_Collected data_
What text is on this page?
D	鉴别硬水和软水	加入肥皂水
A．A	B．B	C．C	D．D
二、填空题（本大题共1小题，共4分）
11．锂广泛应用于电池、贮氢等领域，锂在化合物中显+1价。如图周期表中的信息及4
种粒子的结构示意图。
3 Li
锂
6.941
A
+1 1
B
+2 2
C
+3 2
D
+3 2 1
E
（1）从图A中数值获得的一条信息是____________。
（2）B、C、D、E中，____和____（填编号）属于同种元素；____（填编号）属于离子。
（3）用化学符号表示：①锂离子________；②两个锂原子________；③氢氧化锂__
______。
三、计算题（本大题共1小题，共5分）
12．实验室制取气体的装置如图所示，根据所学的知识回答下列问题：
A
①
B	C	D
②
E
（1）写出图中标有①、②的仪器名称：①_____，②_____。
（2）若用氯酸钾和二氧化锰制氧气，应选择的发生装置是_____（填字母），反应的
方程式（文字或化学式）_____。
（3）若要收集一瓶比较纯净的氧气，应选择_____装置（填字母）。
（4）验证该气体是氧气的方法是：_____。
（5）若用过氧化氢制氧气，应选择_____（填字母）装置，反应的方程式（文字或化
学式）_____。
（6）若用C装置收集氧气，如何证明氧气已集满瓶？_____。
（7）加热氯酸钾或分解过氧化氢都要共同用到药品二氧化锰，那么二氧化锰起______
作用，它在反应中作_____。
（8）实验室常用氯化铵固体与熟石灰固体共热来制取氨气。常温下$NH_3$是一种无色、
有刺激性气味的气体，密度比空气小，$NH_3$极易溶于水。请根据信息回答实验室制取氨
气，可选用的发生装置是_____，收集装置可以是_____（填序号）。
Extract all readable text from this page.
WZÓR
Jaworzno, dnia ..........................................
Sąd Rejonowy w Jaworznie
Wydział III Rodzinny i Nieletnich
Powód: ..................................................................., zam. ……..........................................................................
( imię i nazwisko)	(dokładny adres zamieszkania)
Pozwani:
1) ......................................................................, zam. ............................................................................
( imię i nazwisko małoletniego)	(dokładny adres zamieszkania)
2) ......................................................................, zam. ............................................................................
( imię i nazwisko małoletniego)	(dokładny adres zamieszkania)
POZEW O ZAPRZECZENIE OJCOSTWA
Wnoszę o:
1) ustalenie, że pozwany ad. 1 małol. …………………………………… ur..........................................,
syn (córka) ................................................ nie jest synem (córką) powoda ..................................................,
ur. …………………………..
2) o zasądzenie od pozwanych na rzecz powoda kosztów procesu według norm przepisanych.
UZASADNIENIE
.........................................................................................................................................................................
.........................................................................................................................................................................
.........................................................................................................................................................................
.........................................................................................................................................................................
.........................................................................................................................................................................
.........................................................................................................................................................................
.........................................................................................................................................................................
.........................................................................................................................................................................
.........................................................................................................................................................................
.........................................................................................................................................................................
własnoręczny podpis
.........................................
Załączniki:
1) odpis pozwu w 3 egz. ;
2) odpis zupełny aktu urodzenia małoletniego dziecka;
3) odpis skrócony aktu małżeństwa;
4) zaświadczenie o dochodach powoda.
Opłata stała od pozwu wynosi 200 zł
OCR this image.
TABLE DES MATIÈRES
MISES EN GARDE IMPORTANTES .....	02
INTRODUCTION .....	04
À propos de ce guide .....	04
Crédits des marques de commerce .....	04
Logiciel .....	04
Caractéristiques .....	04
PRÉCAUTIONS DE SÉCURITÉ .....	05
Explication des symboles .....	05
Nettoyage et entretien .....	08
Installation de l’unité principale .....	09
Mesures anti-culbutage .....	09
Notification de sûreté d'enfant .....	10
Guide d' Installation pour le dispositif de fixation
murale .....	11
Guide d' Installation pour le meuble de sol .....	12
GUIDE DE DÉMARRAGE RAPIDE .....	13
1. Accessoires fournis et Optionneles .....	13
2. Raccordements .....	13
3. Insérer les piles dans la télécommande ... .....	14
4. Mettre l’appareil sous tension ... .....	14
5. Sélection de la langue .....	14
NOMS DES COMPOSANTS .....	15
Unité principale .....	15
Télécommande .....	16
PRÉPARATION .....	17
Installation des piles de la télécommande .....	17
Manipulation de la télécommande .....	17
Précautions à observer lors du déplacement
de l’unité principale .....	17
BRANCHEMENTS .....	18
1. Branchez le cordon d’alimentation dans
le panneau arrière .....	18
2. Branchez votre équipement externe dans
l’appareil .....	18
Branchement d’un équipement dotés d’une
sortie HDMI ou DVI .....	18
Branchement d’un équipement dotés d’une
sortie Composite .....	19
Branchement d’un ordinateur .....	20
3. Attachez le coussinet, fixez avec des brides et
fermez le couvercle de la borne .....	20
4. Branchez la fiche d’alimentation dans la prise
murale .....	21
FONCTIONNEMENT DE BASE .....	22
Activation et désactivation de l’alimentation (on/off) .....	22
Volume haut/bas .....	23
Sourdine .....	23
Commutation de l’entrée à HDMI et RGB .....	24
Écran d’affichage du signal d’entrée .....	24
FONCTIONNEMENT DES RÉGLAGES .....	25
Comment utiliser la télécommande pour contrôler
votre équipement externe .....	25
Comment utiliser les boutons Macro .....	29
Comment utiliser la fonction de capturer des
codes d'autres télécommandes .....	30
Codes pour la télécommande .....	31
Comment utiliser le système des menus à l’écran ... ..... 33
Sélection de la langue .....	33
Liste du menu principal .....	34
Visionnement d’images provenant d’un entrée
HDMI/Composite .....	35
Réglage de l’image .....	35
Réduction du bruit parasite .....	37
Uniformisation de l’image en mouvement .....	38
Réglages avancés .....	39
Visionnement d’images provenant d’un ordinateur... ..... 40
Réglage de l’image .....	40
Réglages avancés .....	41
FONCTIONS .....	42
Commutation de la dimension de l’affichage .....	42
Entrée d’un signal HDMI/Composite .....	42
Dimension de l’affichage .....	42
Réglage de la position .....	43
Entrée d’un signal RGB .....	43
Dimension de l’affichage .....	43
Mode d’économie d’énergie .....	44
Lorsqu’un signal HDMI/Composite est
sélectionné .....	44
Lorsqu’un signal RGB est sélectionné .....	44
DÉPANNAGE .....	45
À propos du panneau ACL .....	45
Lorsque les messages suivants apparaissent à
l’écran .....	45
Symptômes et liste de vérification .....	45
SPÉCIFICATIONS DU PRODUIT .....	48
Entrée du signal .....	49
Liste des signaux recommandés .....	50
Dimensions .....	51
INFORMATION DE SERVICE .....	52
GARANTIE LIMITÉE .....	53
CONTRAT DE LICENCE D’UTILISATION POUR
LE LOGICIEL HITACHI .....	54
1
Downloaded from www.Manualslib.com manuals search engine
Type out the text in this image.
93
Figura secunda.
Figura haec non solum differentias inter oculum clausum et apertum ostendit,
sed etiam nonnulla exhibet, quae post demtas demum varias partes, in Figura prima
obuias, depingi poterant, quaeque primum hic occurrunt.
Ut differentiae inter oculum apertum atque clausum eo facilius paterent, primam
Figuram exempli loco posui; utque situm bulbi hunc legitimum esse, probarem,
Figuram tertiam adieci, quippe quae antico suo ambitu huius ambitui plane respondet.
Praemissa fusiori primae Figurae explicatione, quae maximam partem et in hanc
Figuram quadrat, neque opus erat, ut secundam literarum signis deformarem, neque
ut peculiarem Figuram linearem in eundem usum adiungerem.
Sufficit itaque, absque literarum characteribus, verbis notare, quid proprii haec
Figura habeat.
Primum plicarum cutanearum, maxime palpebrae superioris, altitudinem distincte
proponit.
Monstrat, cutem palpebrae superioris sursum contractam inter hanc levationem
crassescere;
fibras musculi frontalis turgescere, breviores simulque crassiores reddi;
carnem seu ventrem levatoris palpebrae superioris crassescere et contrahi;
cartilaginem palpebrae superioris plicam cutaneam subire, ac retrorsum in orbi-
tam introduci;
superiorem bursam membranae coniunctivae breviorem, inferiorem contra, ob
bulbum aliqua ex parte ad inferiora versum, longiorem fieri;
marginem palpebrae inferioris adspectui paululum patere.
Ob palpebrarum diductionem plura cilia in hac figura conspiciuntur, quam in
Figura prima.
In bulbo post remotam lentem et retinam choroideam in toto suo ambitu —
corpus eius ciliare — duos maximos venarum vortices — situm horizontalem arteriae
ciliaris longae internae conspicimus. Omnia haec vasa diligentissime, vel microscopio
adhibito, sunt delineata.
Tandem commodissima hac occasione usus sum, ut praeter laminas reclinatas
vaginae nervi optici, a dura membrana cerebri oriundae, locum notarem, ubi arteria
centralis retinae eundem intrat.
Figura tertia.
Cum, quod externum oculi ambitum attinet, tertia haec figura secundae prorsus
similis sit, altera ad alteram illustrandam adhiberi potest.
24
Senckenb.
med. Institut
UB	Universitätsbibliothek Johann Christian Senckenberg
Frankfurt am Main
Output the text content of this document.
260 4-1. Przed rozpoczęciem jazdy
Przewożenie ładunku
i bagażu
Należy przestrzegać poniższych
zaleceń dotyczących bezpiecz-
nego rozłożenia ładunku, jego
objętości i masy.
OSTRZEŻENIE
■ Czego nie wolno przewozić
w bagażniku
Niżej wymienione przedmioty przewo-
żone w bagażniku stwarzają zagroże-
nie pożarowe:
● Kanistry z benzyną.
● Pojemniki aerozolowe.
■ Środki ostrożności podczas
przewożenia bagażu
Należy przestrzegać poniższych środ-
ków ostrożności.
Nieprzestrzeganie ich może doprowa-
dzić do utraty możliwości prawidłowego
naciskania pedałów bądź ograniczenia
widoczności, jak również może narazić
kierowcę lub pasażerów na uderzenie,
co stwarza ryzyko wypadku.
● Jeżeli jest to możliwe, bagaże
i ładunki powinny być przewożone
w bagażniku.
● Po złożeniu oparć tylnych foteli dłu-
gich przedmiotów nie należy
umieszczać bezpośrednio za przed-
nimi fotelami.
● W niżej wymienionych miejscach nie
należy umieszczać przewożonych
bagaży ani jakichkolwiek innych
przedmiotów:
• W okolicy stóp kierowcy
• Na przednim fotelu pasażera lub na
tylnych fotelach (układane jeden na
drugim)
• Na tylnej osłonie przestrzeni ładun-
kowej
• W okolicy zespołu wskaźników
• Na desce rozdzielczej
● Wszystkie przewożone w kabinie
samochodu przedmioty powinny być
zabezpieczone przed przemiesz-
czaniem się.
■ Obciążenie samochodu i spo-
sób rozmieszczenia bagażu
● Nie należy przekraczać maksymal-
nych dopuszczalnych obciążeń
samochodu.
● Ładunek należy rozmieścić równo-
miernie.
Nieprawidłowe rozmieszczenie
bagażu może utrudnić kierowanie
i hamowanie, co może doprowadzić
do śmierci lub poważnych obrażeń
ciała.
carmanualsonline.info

_Short task_
State how many lines of the records above contain "signal", with no words besides the number.

_Exercise response_
6